** Begin **

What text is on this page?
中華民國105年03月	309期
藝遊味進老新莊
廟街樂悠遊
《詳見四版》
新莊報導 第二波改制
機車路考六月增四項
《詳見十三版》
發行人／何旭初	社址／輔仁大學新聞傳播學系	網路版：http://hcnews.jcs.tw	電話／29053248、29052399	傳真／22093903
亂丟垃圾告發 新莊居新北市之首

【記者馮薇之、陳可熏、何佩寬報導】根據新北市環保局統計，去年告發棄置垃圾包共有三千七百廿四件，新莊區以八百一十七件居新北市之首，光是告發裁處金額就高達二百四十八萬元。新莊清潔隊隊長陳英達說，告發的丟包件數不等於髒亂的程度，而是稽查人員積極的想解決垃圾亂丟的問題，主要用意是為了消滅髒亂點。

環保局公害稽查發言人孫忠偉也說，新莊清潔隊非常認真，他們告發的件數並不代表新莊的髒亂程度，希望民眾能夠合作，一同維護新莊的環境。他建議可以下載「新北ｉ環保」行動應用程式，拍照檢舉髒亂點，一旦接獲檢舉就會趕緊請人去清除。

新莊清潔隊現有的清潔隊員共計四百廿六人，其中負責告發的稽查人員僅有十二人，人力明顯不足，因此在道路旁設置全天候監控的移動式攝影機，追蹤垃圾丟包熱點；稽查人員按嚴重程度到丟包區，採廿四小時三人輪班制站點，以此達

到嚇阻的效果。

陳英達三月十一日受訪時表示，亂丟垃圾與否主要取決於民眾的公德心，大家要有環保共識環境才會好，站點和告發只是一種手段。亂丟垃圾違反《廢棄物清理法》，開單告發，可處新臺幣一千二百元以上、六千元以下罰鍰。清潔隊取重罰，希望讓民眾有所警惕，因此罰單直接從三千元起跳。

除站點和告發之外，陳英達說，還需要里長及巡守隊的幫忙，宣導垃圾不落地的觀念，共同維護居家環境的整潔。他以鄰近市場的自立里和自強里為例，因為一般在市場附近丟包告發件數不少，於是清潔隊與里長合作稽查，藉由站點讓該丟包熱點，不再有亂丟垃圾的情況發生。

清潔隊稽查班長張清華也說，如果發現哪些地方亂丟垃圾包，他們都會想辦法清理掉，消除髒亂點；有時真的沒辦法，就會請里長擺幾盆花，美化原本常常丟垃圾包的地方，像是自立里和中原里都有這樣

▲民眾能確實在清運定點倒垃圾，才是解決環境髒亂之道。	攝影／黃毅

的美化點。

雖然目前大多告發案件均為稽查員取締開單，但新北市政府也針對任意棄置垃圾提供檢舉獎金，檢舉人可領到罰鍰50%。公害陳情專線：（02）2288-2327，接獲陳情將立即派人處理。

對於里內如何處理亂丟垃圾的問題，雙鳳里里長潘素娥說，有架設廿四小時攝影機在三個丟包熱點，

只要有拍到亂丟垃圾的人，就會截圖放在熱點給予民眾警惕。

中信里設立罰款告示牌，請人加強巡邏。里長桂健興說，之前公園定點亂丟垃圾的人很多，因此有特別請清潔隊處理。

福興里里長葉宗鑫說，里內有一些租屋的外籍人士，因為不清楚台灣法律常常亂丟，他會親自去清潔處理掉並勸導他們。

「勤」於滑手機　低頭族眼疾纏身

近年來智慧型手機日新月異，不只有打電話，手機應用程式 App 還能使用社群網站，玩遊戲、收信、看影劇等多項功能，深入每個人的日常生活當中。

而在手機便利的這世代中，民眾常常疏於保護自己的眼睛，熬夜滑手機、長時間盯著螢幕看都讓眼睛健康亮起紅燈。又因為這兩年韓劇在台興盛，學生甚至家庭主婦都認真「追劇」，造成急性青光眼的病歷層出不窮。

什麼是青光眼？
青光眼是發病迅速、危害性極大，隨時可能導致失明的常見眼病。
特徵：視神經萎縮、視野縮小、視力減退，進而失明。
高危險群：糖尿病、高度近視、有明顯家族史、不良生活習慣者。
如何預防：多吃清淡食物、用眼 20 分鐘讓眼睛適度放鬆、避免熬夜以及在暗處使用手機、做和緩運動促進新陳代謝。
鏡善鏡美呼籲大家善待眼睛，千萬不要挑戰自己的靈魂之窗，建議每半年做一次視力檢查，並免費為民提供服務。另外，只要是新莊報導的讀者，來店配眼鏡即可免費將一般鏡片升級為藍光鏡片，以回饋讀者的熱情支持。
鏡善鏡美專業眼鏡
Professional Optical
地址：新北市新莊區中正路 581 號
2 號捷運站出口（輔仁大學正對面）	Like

** End **

### Exercise:
Output each record precisely as given.

### Finished task:
What text is on this page?
中華民國105年03月	309期
藝遊味進老新莊
廟街樂悠遊
《詳見四版》
新莊報導 第二波改制
機車路考六月增四項
《詳見十三版》
發行人／何旭初	社址／輔仁大學新聞傳播學系	網路版：http://hcnews.jcs.tw	電話／29053248、29052399	傳真／22093903
亂丟垃圾告發 新莊居新北市之首

【記者馮薇之、陳可熏、何佩寬報導】根據新北市環保局統計，去年告發棄置垃圾包共有三千七百廿四件，新莊區以八百一十七件居新北市之首，光是告發裁處金額就高達二百四十八萬元。新莊清潔隊隊長陳英達說，告發的丟包件數不等於髒亂的程度，而是稽查人員積極的想解決垃圾亂丟的問題，主要用意是為了消滅髒亂點。

環保局公害稽查發言人孫忠偉也說，新莊清潔隊非常認真，他們告發的件數並不代表新莊的髒亂程度，希望民眾能夠合作，一同維護新莊的環境。他建議可以下載「新北ｉ環保」行動應用程式，拍照檢舉髒亂點，一旦接獲檢舉就會趕緊請人去清除。

新莊清潔隊現有的清潔隊員共計四百廿六人，其中負責告發的稽查人員僅有十二人，人力明顯不足，因此在道路旁設置全天候監控的移動式攝影機，追蹤垃圾丟包熱點；稽查人員按嚴重程度到丟包區，採廿四小時三人輪班制站點，以此達

到嚇阻的效果。

陳英達三月十一日受訪時表示，亂丟垃圾與否主要取決於民眾的公德心，大家要有環保共識環境才會好，站點和告發只是一種手段。亂丟垃圾違反《廢棄物清理法》，開單告發，可處新臺幣一千二百元以上、六千元以下罰鍰。清潔隊取重罰，希望讓民眾有所警惕，因此罰單直接從三千元起跳。

除站點和告發之外，陳英達說，還需要里長及巡守隊的幫忙，宣導垃圾不落地的觀念，共同維護居家環境的整潔。他以鄰近市場的自立里和自強里為例，因為一般在市場附近丟包告發件數不少，於是清潔隊與里長合作稽查，藉由站點讓該丟包熱點，不再有亂丟垃圾的情況發生。

清潔隊稽查班長張清華也說，如果發現哪些地方亂丟垃圾包，他們都會想辦法清理掉，消除髒亂點；有時真的沒辦法，就會請里長擺幾盆花，美化原本常常丟垃圾包的地方，像是自立里和中原里都有這樣

▲民眾能確實在清運定點倒垃圾，才是解決環境髒亂之道。	攝影／黃毅

的美化點。

雖然目前大多告發案件均為稽查員取締開單，但新北市政府也針對任意棄置垃圾提供檢舉獎金，檢舉人可領到罰鍰50%。公害陳情專線：（02）2288-2327，接獲陳情將立即派人處理。

對於里內如何處理亂丟垃圾的問題，雙鳳里里長潘素娥說，有架設廿四小時攝影機在三個丟包熱點，

只要有拍到亂丟垃圾的人，就會截圖放在熱點給予民眾警惕。

中信里設立罰款告示牌，請人加強巡邏。里長桂健興說，之前公園定點亂丟垃圾的人很多，因此有特別請清潔隊處理。

福興里里長葉宗鑫說，里內有一些租屋的外籍人士，因為不清楚台灣法律常常亂丟，他會親自去清潔處理掉並勸導他們。

「勤」於滑手機　低頭族眼疾纏身

近年來智慧型手機日新月異，不只有打電話，手機應用程式 App 還能使用社群網站，玩遊戲、收信、看影劇等多項功能，深入每個人的日常生活當中。

而在手機便利的這世代中，民眾常常疏於保護自己的眼睛，熬夜滑手機、長時間盯著螢幕看都讓眼睛健康亮起紅燈。又因為這兩年韓劇在台興盛，學生甚至家庭主婦都認真「追劇」，造成急性青光眼的病歷層出不窮。

什麼是青光眼？
青光眼是發病迅速、危害性極大，隨時可能導致失明的常見眼病。
特徵：視神經萎縮、視野縮小、視力減退，進而失明。
高危險群：糖尿病、高度近視、有明顯家族史、不良生活習慣者。
如何預防：多吃清淡食物、用眼 20 分鐘讓眼睛適度放鬆、避免熬夜以及在暗處使用手機、做和緩運動促進新陳代謝。
鏡善鏡美呼籲大家善待眼睛，千萬不要挑戰自己的靈魂之窗，建議每半年做一次視力檢查，並免費為民提供服務。另外，只要是新莊報導的讀者，來店配眼鏡即可免費將一般鏡片升級為藍光鏡片，以回饋讀者的熱情支持。
鏡善鏡美專業眼鏡
Professional Optical
地址：新北市新莊區中正路 581 號
2 號捷運站出口（輔仁大學正對面）	Like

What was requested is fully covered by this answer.